Required task:
Everything in the listing except the pictures should be written out exactly.

Records shown:
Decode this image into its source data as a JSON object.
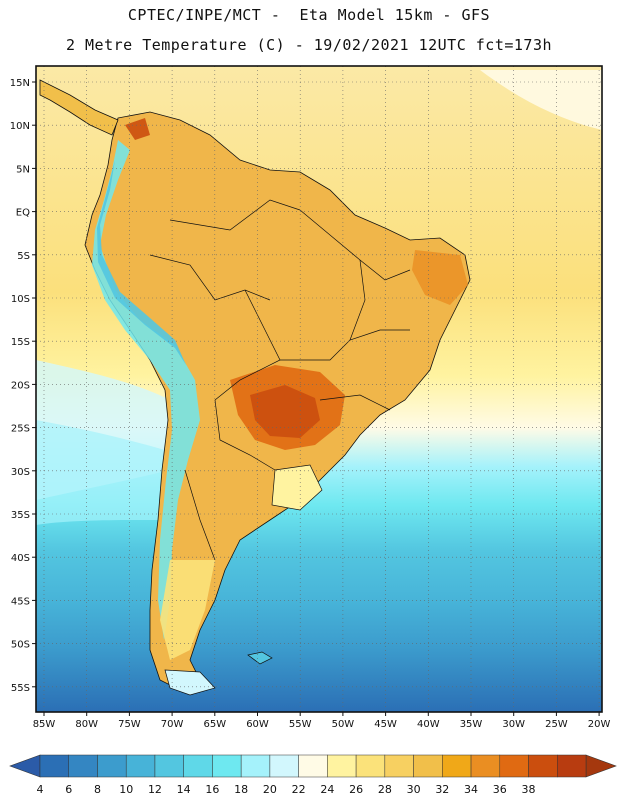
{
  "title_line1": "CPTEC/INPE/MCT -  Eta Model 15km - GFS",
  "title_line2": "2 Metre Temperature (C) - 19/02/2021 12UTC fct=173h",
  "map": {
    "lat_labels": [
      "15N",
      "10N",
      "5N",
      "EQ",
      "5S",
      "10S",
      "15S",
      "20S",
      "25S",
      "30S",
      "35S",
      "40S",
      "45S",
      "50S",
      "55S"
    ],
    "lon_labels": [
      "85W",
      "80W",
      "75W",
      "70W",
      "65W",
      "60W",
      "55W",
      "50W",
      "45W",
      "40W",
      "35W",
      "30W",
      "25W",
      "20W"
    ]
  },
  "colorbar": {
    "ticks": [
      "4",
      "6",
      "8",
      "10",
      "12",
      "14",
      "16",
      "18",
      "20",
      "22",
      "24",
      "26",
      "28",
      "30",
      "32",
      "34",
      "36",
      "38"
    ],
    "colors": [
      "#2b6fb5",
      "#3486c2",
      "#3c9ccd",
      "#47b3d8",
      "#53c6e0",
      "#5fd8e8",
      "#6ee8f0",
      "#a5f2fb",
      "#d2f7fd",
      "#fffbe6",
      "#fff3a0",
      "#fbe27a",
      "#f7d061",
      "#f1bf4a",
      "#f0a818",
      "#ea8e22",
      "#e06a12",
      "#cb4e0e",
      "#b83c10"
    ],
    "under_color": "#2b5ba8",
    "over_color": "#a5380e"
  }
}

The reply:
Decode this image into its source data as a JSON object.
{
  "title_line1": "CPTEC/INPE/MCT -  Eta Model 15km - GFS",
  "title_line2": "2 Metre Temperature (C) - 19/02/2021 12UTC fct=173h",
  "map": {
    "lat_labels": [
      "15N",
      "10N",
      "5N",
      "EQ",
      "5S",
      "10S",
      "15S",
      "20S",
      "25S",
      "30S",
      "35S",
      "40S",
      "45S",
      "50S",
      "55S"
    ],
    "lon_labels": [
      "85W",
      "80W",
      "75W",
      "70W",
      "65W",
      "60W",
      "55W",
      "50W",
      "45W",
      "40W",
      "35W",
      "30W",
      "25W",
      "20W"
    ]
  },
  "colorbar": {
    "ticks": [
      "4",
      "6",
      "8",
      "10",
      "12",
      "14",
      "16",
      "18",
      "20",
      "22",
      "24",
      "26",
      "28",
      "30",
      "32",
      "34",
      "36",
      "38"
    ],
    "colors": [
      "#2b6fb5",
      "#3486c2",
      "#3c9ccd",
      "#47b3d8",
      "#53c6e0",
      "#5fd8e8",
      "#6ee8f0",
      "#a5f2fb",
      "#d2f7fd",
      "#fffbe6",
      "#fff3a0",
      "#fbe27a",
      "#f7d061",
      "#f1bf4a",
      "#f0a818",
      "#ea8e22",
      "#e06a12",
      "#cb4e0e",
      "#b83c10"
    ],
    "under_color": "#2b5ba8",
    "over_color": "#a5380e"
  }
}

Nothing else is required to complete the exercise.